(Rows from a figure dataset)
────────────────

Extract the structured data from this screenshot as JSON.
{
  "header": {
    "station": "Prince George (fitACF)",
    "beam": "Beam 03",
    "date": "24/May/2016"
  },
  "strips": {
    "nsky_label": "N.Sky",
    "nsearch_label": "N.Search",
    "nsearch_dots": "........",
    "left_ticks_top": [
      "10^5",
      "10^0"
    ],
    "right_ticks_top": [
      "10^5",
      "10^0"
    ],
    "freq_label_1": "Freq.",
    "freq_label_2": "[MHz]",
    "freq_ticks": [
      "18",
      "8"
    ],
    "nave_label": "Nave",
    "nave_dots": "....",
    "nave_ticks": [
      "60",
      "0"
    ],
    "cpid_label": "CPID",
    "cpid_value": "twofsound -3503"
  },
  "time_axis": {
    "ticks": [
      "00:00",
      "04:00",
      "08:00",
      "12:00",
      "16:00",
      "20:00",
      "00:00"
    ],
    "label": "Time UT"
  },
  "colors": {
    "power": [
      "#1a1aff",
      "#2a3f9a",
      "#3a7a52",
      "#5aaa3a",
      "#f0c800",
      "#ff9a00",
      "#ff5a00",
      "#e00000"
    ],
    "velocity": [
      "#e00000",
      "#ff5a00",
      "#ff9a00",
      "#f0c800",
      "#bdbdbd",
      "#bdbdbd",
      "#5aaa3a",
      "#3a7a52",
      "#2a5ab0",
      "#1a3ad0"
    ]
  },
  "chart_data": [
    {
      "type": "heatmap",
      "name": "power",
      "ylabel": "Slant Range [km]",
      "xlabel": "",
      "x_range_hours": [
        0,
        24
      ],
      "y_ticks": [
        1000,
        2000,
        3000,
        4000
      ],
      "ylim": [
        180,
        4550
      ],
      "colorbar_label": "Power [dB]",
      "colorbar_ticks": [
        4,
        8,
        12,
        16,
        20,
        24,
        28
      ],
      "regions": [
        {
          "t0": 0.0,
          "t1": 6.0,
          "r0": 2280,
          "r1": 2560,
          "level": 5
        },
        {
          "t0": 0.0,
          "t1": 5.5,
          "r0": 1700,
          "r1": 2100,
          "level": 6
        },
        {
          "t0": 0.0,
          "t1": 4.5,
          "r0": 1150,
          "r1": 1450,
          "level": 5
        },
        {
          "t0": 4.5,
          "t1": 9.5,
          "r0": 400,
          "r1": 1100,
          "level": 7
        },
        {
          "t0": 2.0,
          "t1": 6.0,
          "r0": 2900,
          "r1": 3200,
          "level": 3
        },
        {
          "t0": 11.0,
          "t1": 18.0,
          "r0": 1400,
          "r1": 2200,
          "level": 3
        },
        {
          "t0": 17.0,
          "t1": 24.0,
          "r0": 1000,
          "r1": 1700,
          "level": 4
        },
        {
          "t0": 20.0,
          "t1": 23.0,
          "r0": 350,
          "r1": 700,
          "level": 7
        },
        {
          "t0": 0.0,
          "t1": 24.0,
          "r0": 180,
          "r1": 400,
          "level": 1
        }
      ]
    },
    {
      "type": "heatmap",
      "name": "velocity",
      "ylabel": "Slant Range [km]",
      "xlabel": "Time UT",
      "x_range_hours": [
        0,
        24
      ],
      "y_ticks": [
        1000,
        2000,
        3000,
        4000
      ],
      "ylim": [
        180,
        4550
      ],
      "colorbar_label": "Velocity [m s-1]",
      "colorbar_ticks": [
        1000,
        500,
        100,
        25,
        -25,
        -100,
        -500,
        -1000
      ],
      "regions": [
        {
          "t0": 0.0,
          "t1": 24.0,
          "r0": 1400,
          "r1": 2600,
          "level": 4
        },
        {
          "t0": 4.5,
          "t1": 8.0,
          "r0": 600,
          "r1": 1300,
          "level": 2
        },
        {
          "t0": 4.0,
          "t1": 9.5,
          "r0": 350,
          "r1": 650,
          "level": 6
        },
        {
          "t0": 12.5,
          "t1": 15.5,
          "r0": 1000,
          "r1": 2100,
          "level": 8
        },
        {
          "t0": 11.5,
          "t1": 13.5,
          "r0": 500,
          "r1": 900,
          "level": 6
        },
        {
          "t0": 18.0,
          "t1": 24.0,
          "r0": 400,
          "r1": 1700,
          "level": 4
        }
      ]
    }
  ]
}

────────────────

• [Problem requirements]: Write each line above out exactly.

• [Response to this task]:
Extract the structured data from this screenshot as JSON.
{
  "header": {
    "station": "Prince George (fitACF)",
    "beam": "Beam 03",
    "date": "24/May/2016"
  },
  "strips": {
    "nsky_label": "N.Sky",
    "nsearch_label": "N.Search",
    "nsearch_dots": "........",
    "left_ticks_top": [
      "10^5",
      "10^0"
    ],
    "right_ticks_top": [
      "10^5",
      "10^0"
    ],
    "freq_label_1": "Freq.",
    "freq_label_2": "[MHz]",
    "freq_ticks": [
      "18",
      "8"
    ],
    "nave_label": "Nave",
    "nave_dots": "....",
    "nave_ticks": [
      "60",
      "0"
    ],
    "cpid_label": "CPID",
    "cpid_value": "twofsound -3503"
  },
  "time_axis": {
    "ticks": [
      "00:00",
      "04:00",
      "08:00",
      "12:00",
      "16:00",
      "20:00",
      "00:00"
    ],
    "label": "Time UT"
  },
  "colors": {
    "power": [
      "#1a1aff",
      "#2a3f9a",
      "#3a7a52",
      "#5aaa3a",
      "#f0c800",
      "#ff9a00",
      "#ff5a00",
      "#e00000"
    ],
    "velocity": [
      "#e00000",
      "#ff5a00",
      "#ff9a00",
      "#f0c800",
      "#bdbdbd",
      "#bdbdbd",
      "#5aaa3a",
      "#3a7a52",
      "#2a5ab0",
      "#1a3ad0"
    ]
  },
  "chart_data": [
    {
      "type": "heatmap",
      "name": "power",
      "ylabel": "Slant Range [km]",
      "xlabel": "",
      "x_range_hours": [
        0,
        24
      ],
      "y_ticks": [
        1000,
        2000,
        3000,
        4000
      ],
      "ylim": [
        180,
        4550
      ],
      "colorbar_label": "Power [dB]",
      "colorbar_ticks": [
        4,
        8,
        12,
        16,
        20,
        24,
        28
      ],
      "regions": [
        {
          "t0": 0.0,
          "t1": 6.0,
          "r0": 2280,
          "r1": 2560,
          "level": 5
        },
        {
          "t0": 0.0,
          "t1": 5.5,
          "r0": 1700,
          "r1": 2100,
          "level": 6
        },
        {
          "t0": 0.0,
          "t1": 4.5,
          "r0": 1150,
          "r1": 1450,
          "level": 5
        },
        {
          "t0": 4.5,
          "t1": 9.5,
          "r0": 400,
          "r1": 1100,
          "level": 7
        },
        {
          "t0": 2.0,
          "t1": 6.0,
          "r0": 2900,
          "r1": 3200,
          "level": 3
        },
        {
          "t0": 11.0,
          "t1": 18.0,
          "r0": 1400,
          "r1": 2200,
          "level": 3
        },
        {
          "t0": 17.0,
          "t1": 24.0,
          "r0": 1000,
          "r1": 1700,
          "level": 4
        },
        {
          "t0": 20.0,
          "t1": 23.0,
          "r0": 350,
          "r1": 700,
          "level": 7
        },
        {
          "t0": 0.0,
          "t1": 24.0,
          "r0": 180,
          "r1": 400,
          "level": 1
        }
      ]
    },
    {
      "type": "heatmap",
      "name": "velocity",
      "ylabel": "Slant Range [km]",
      "xlabel": "Time UT",
      "x_range_hours": [
        0,
        24
      ],
      "y_ticks": [
        1000,
        2000,
        3000,
        4000
      ],
      "ylim": [
        180,
        4550
      ],
      "colorbar_label": "Velocity [m s-1]",
      "colorbar_ticks": [
        1000,
        500,
        100,
        25,
        -25,
        -100,
        -500,
        -1000
      ],
      "regions": [
        {
          "t0": 0.0,
          "t1": 24.0,
          "r0": 1400,
          "r1": 2600,
          "level": 4
        },
        {
          "t0": 4.5,
          "t1": 8.0,
          "r0": 600,
          "r1": 1300,
          "level": 2
        },
        {
          "t0": 4.0,
          "t1": 9.5,
          "r0": 350,
          "r1": 650,
          "level": 6
        },
        {
          "t0": 12.5,
          "t1": 15.5,
          "r0": 1000,
          "r1": 2100,
          "level": 8
        },
        {
          "t0": 11.5,
          "t1": 13.5,
          "r0": 500,
          "r1": 900,
          "level": 6
        },
        {
          "t0": 18.0,
          "t1": 24.0,
          "r0": 400,
          "r1": 1700,
          "level": 4
        }
      ]
    }
  ]
}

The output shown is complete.